Print the records below word for word, but leave out the pictures.

==== Material for the task

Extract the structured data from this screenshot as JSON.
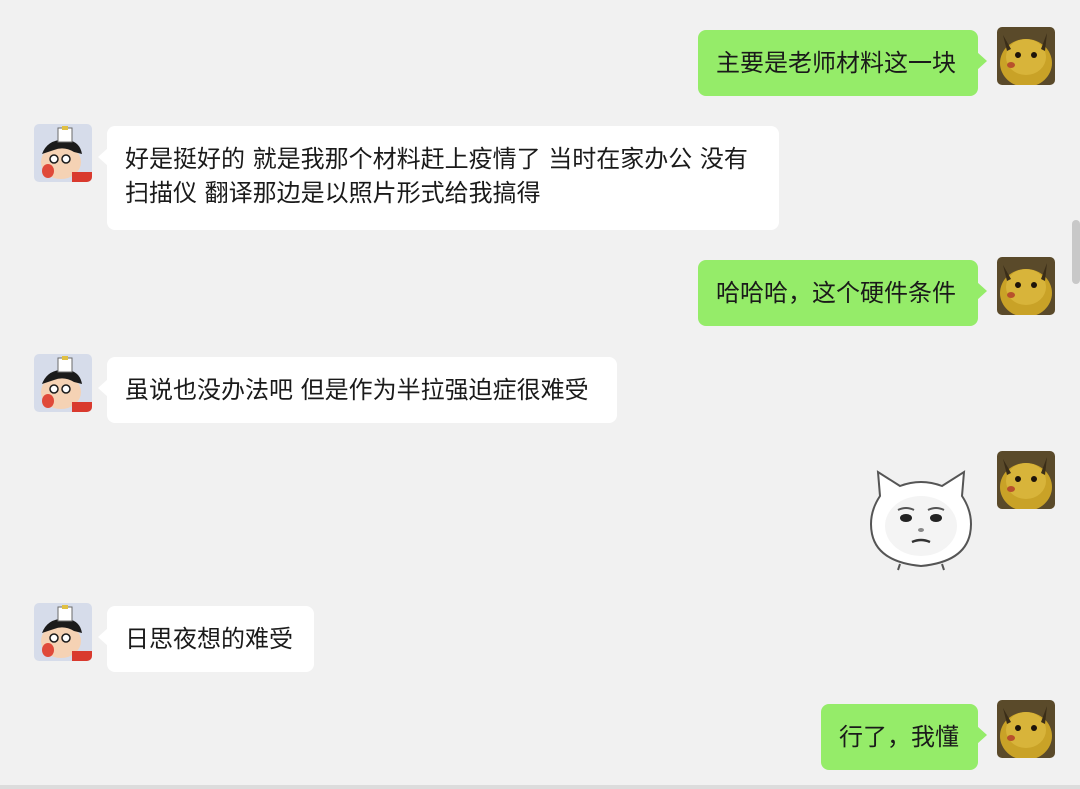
{
  "colors": {
    "background": "#f1f1f1",
    "incoming_bubble": "#ffffff",
    "outgoing_bubble": "#95ec69"
  },
  "avatars": {
    "self": "pikachu-avatar",
    "other": "crayon-shinchan-avatar"
  },
  "messages": [
    {
      "side": "out",
      "text": "主要是老师材料这一块"
    },
    {
      "side": "in",
      "text": "好是挺好的 就是我那个材料赶上疫情了 当时在家办公 没有扫描仪 翻译那边是以照片形式给我搞得"
    },
    {
      "side": "out",
      "text": "哈哈哈，这个硬件条件"
    },
    {
      "side": "in",
      "text": "虽说也没办法吧 但是作为半拉强迫症很难受"
    },
    {
      "side": "out",
      "type": "sticker",
      "sticker": "cat-face-sticker"
    },
    {
      "side": "in",
      "text": "日思夜想的难受"
    },
    {
      "side": "out",
      "text": "行了，我懂"
    }
  ]
}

========

■ Exercise solution
Extract the structured data from this screenshot as JSON.
{
  "colors": {
    "background": "#f1f1f1",
    "incoming_bubble": "#ffffff",
    "outgoing_bubble": "#95ec69"
  },
  "avatars": {
    "self": "pikachu-avatar",
    "other": "crayon-shinchan-avatar"
  },
  "messages": [
    {
      "side": "out",
      "text": "主要是老师材料这一块"
    },
    {
      "side": "in",
      "text": "好是挺好的 就是我那个材料赶上疫情了 当时在家办公 没有扫描仪 翻译那边是以照片形式给我搞得"
    },
    {
      "side": "out",
      "text": "哈哈哈，这个硬件条件"
    },
    {
      "side": "in",
      "text": "虽说也没办法吧 但是作为半拉强迫症很难受"
    },
    {
      "side": "out",
      "type": "sticker",
      "sticker": "cat-face-sticker"
    },
    {
      "side": "in",
      "text": "日思夜想的难受"
    },
    {
      "side": "out",
      "text": "行了，我懂"
    }
  ]
}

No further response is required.